--- The task ---
What is the number of lines in the data holding the word "Manufacturer"? Give that number by itself.

--- Data supplied ---
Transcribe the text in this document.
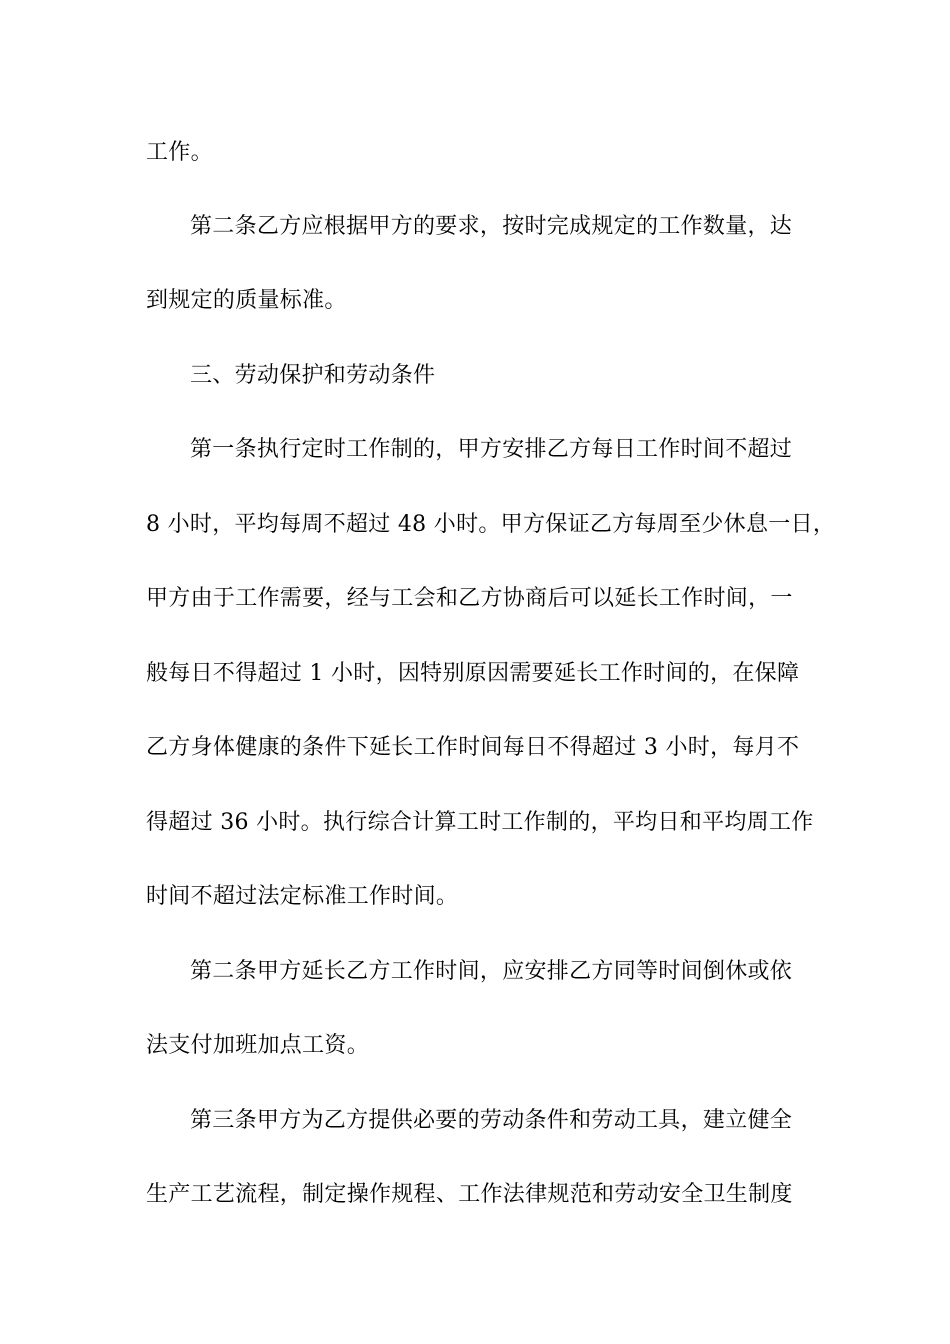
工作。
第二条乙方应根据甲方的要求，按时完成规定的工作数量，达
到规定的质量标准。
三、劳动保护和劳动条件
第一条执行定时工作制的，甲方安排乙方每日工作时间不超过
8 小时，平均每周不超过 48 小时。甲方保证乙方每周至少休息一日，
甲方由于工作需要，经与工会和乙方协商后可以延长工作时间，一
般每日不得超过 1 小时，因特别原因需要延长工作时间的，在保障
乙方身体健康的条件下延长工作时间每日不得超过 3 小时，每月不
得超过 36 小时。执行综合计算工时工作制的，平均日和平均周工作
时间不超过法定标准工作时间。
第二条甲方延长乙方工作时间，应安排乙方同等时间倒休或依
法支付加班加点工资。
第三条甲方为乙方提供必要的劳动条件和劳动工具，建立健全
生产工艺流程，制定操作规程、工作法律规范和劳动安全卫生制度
* * *
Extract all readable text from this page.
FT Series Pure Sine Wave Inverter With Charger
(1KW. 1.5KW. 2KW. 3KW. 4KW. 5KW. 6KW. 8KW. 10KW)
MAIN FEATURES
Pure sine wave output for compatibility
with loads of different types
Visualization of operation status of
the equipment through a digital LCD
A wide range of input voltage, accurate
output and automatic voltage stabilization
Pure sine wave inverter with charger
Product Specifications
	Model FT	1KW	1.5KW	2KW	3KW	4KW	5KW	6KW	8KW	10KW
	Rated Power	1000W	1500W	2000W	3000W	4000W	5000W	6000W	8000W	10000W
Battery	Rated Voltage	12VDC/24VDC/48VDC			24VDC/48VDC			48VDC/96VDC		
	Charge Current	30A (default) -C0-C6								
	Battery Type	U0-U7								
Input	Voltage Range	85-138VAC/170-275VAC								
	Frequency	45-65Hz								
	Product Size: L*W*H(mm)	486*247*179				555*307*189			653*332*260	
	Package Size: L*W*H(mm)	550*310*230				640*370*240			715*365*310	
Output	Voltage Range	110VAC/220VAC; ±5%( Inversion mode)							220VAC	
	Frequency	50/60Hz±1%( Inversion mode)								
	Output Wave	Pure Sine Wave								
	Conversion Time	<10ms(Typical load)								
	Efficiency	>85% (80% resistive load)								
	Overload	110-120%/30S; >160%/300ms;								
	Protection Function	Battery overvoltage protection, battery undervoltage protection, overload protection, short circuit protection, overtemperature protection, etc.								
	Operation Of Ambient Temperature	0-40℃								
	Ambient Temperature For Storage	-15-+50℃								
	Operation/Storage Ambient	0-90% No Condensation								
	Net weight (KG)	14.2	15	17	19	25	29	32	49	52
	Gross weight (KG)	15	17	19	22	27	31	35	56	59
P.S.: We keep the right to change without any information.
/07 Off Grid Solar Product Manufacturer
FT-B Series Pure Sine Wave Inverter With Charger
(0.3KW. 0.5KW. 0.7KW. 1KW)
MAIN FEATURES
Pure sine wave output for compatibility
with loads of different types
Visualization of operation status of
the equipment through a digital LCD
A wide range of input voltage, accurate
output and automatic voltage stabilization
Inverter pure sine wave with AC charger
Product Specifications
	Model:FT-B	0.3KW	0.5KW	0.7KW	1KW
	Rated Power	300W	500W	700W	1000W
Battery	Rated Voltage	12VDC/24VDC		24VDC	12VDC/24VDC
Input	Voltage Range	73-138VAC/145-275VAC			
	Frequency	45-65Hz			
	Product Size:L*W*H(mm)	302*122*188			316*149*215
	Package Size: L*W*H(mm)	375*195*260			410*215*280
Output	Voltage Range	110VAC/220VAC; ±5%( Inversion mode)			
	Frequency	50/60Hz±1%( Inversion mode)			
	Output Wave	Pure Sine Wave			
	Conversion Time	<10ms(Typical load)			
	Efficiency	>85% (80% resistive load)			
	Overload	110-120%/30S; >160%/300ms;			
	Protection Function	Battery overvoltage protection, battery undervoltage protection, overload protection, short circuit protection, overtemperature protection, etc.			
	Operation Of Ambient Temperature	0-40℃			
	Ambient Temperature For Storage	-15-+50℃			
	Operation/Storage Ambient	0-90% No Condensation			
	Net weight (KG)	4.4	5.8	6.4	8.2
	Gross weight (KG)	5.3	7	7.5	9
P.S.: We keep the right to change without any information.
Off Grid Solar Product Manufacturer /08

--- Written answer ---
2